**Source data:**
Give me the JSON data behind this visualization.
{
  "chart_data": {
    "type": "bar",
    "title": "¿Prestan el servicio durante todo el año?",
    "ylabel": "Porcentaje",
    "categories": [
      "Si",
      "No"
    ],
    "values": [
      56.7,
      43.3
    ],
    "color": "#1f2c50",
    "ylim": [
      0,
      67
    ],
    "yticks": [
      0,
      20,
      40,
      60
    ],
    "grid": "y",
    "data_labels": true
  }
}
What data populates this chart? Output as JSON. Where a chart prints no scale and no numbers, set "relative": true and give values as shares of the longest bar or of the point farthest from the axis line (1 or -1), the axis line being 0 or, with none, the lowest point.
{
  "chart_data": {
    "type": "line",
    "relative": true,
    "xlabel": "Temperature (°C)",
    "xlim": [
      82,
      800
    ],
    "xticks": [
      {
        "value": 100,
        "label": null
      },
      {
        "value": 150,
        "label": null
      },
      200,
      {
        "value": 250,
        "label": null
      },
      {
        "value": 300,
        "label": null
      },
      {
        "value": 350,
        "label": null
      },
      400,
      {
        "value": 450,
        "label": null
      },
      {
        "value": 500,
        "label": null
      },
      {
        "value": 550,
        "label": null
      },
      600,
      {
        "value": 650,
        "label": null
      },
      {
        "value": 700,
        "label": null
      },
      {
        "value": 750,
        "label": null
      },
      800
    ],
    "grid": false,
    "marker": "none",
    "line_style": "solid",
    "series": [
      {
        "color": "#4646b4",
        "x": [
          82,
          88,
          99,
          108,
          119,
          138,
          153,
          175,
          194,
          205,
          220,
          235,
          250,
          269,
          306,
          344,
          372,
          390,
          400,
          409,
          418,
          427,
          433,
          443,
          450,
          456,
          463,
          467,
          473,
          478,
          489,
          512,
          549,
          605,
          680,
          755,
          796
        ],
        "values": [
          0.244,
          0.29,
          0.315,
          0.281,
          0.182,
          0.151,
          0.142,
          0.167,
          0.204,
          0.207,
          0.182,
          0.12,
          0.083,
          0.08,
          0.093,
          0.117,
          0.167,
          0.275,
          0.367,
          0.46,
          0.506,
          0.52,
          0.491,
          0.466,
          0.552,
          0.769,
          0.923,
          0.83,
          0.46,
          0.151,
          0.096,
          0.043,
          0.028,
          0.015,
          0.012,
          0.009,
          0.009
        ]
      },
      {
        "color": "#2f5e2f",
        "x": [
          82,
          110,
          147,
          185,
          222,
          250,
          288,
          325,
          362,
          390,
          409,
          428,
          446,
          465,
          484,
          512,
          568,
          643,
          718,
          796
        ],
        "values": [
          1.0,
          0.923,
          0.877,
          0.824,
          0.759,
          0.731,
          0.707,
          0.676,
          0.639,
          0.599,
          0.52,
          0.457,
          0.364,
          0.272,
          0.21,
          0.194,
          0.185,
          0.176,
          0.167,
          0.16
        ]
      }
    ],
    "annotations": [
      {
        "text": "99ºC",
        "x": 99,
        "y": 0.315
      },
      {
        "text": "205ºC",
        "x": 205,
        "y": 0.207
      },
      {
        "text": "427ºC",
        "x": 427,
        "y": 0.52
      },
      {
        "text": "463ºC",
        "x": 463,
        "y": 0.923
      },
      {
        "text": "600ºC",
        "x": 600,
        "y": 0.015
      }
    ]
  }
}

**TASK DIRECTIONS:** Could you quote the material above in full, exactly as it stands?

**CORRECT RESULT:**
Give me the JSON data behind this visualization.
{
  "chart_data": {
    "type": "bar",
    "title": "¿Prestan el servicio durante todo el año?",
    "ylabel": "Porcentaje",
    "categories": [
      "Si",
      "No"
    ],
    "values": [
      56.7,
      43.3
    ],
    "color": "#1f2c50",
    "ylim": [
      0,
      67
    ],
    "yticks": [
      0,
      20,
      40,
      60
    ],
    "grid": "y",
    "data_labels": true
  }
}
What data populates this chart? Output as JSON. Where a chart prints no scale and no numbers, set "relative": true and give values as shares of the longest bar or of the point farthest from the axis line (1 or -1), the axis line being 0 or, with none, the lowest point.
{
  "chart_data": {
    "type": "line",
    "relative": true,
    "xlabel": "Temperature (°C)",
    "xlim": [
      82,
      800
    ],
    "xticks": [
      {
        "value": 100,
        "label": null
      },
      {
        "value": 150,
        "label": null
      },
      200,
      {
        "value": 250,
        "label": null
      },
      {
        "value": 300,
        "label": null
      },
      {
        "value": 350,
        "label": null
      },
      400,
      {
        "value": 450,
        "label": null
      },
      {
        "value": 500,
        "label": null
      },
      {
        "value": 550,
        "label": null
      },
      600,
      {
        "value": 650,
        "label": null
      },
      {
        "value": 700,
        "label": null
      },
      {
        "value": 750,
        "label": null
      },
      800
    ],
    "grid": false,
    "marker": "none",
    "line_style": "solid",
    "series": [
      {
        "color": "#4646b4",
        "x": [
          82,
          88,
          99,
          108,
          119,
          138,
          153,
          175,
          194,
          205,
          220,
          235,
          250,
          269,
          306,
          344,
          372,
          390,
          400,
          409,
          418,
          427,
          433,
          443,
          450,
          456,
          463,
          467,
          473,
          478,
          489,
          512,
          549,
          605,
          680,
          755,
          796
        ],
        "values": [
          0.244,
          0.29,
          0.315,
          0.281,
          0.182,
          0.151,
          0.142,
          0.167,
          0.204,
          0.207,
          0.182,
          0.12,
          0.083,
          0.08,
          0.093,
          0.117,
          0.167,
          0.275,
          0.367,
          0.46,
          0.506,
          0.52,
          0.491,
          0.466,
          0.552,
          0.769,
          0.923,
          0.83,
          0.46,
          0.151,
          0.096,
          0.043,
          0.028,
          0.015,
          0.012,
          0.009,
          0.009
        ]
      },
      {
        "color": "#2f5e2f",
        "x": [
          82,
          110,
          147,
          185,
          222,
          250,
          288,
          325,
          362,
          390,
          409,
          428,
          446,
          465,
          484,
          512,
          568,
          643,
          718,
          796
        ],
        "values": [
          1.0,
          0.923,
          0.877,
          0.824,
          0.759,
          0.731,
          0.707,
          0.676,
          0.639,
          0.599,
          0.52,
          0.457,
          0.364,
          0.272,
          0.21,
          0.194,
          0.185,
          0.176,
          0.167,
          0.16
        ]
      }
    ],
    "annotations": [
      {
        "text": "99ºC",
        "x": 99,
        "y": 0.315
      },
      {
        "text": "205ºC",
        "x": 205,
        "y": 0.207
      },
      {
        "text": "427ºC",
        "x": 427,
        "y": 0.52
      },
      {
        "text": "463ºC",
        "x": 463,
        "y": 0.923
      },
      {
        "text": "600ºC",
        "x": 600,
        "y": 0.015
      }
    ]
  }
}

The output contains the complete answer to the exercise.